--- What is being asked ---
Keep only the lines of the listing that include the word "portion", and copy them.

--- Provided data ---
+--
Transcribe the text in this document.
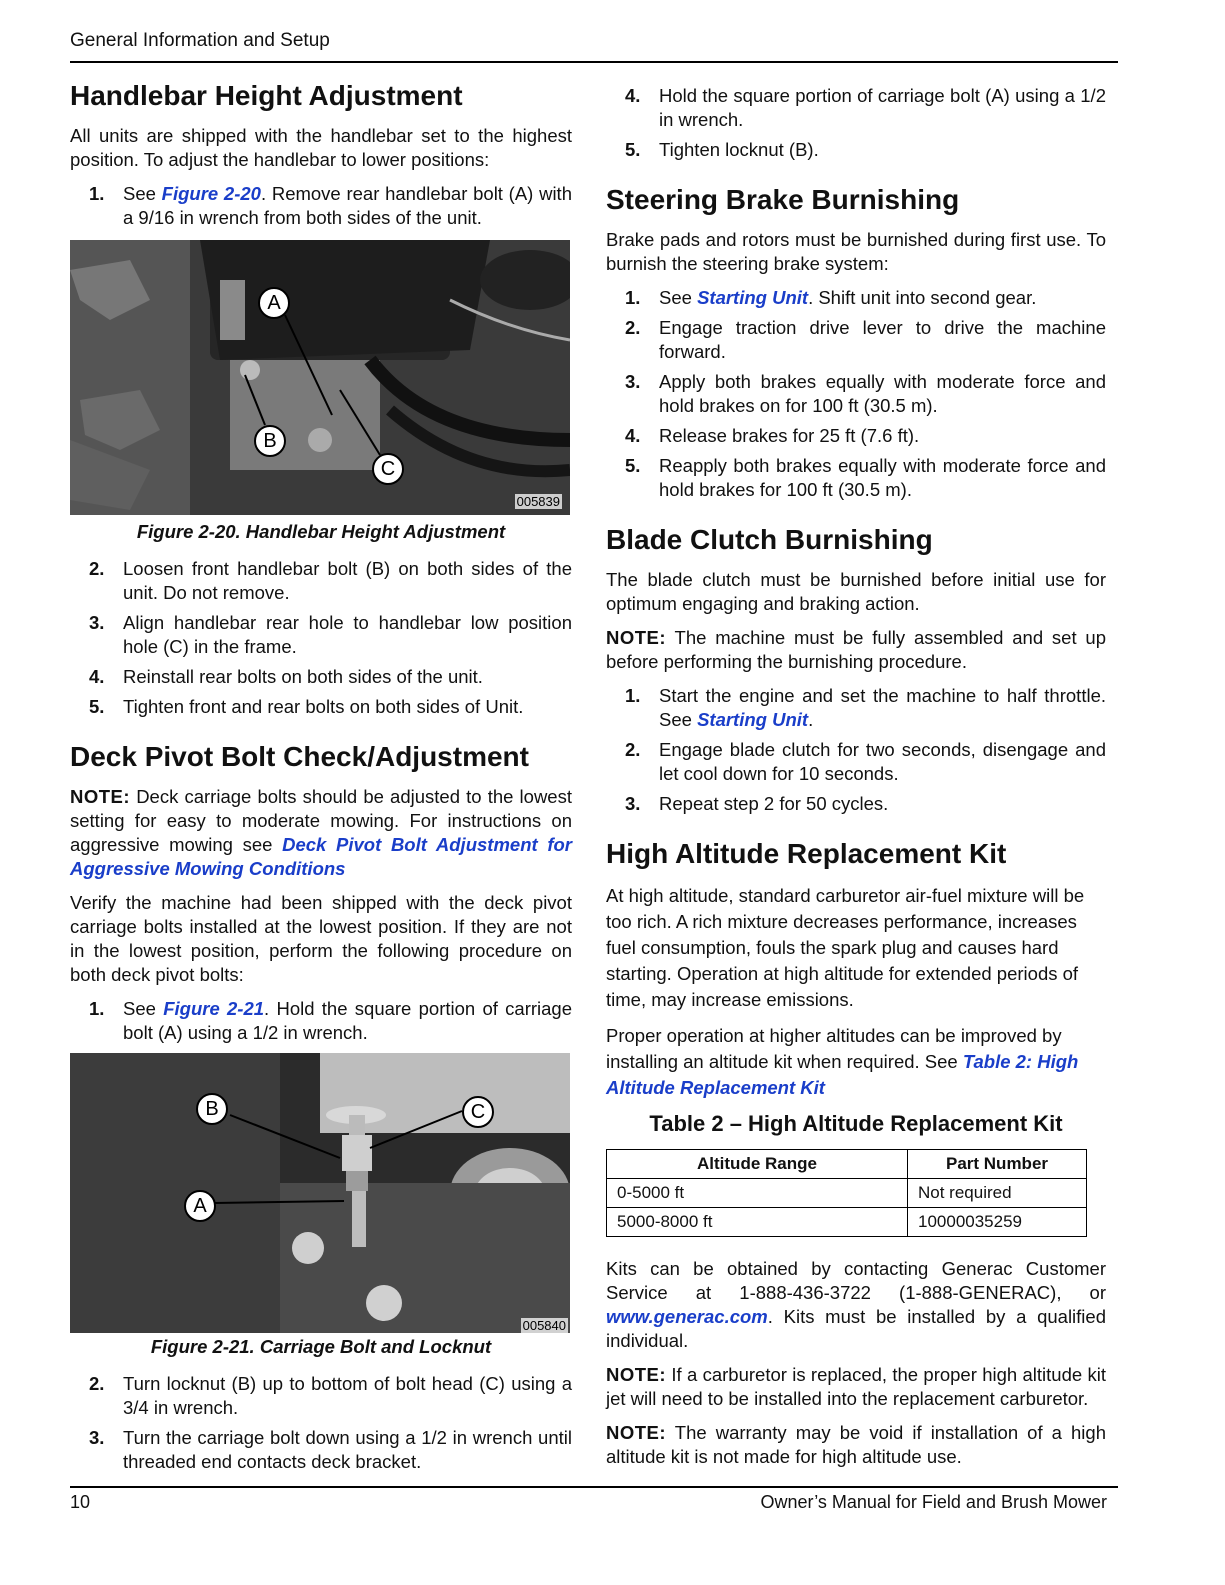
General Information and Setup
Handlebar Height Adjustment

All units are shipped with the handlebar set to the highest position. To adjust the handlebar to lower positions:

1. See Figure 2-20. Remove rear handlebar bolt (A) with a 9/16 in wrench from both sides of the unit.
A
B
C
005839
Figure 2-20. Handlebar Height Adjustment
2. Loosen front handlebar bolt (B) on both sides of the unit. Do not remove.
3. Align handlebar rear hole to handlebar low position hole (C) in the frame.
4. Reinstall rear bolts on both sides of the unit.
5. Tighten front and rear bolts on both sides of Unit.
Deck Pivot Bolt Check/Adjustment

NOTE: Deck carriage bolts should be adjusted to the lowest setting for easy to moderate mowing. For instructions on aggressive mowing see Deck Pivot Bolt Adjustment for Aggressive Mowing Conditions

Verify the machine had been shipped with the deck pivot carriage bolts installed at the lowest position. If they are not in the lowest position, perform the following procedure on both deck pivot bolts:

1. See Figure 2-21. Hold the square portion of carriage bolt (A) using a 1/2 in wrench.
B	C
A
005840
Figure 2-21. Carriage Bolt and Locknut
2. Turn locknut (B) up to bottom of bolt head (C) using a 3/4 in wrench.
3. Turn the carriage bolt down using a 1/2 in wrench until threaded end contacts deck bracket.
4. Hold the square portion of carriage bolt (A) using a 1/2 in wrench.
5. Tighten locknut (B).
Steering Brake Burnishing

Brake pads and rotors must be burnished during first use. To burnish the steering brake system:

1. See Starting Unit. Shift unit into second gear.
2. Engage traction drive lever to drive the machine forward.
3. Apply both brakes equally with moderate force and hold brakes on for 100 ft (30.5 m).
4. Release brakes for 25 ft (7.6 ft).
5. Reapply both brakes equally with moderate force and hold brakes for 100 ft (30.5 m).
Blade Clutch Burnishing

The blade clutch must be burnished before initial use for optimum engaging and braking action.

NOTE: The machine must be fully assembled and set up before performing the burnishing procedure.

1. Start the engine and set the machine to half throttle. See Starting Unit.
2. Engage blade clutch for two seconds, disengage and let cool down for 10 seconds.
3. Repeat step 2 for 50 cycles.
High Altitude Replacement Kit

At high altitude, standard carburetor air-fuel mixture will be too rich. A rich mixture decreases performance, increases fuel consumption, fouls the spark plug and causes hard starting. Operation at high altitude for extended periods of time, may increase emissions.

Proper operation at higher altitudes can be improved by installing an altitude kit when required. See Table 2: High Altitude Replacement Kit

Table 2 – High Altitude Replacement Kit
Altitude Range	Part Number
0-5000 ft	Not required
5000-8000 ft	10000035259

Kits can be obtained by contacting Generac Customer Service at 1-888-436-3722 (1-888-GENERAC), or www.generac.com. Kits must be installed by a qualified individual.

NOTE: If a carburetor is replaced, the proper high altitude kit jet will need to be installed into the replacement carburetor.

NOTE: The warranty may be void if installation of a high altitude kit is not made for high altitude use.

10	Owner’s Manual for Field and Brush Mower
+--
--- Answer to the problem ---
1. See Figure 2-21. Hold the square portion of carriage bolt (A) using a 1/2 in wrench.
4. Hold the square portion of carriage bolt (A) using a 1/2 in wrench.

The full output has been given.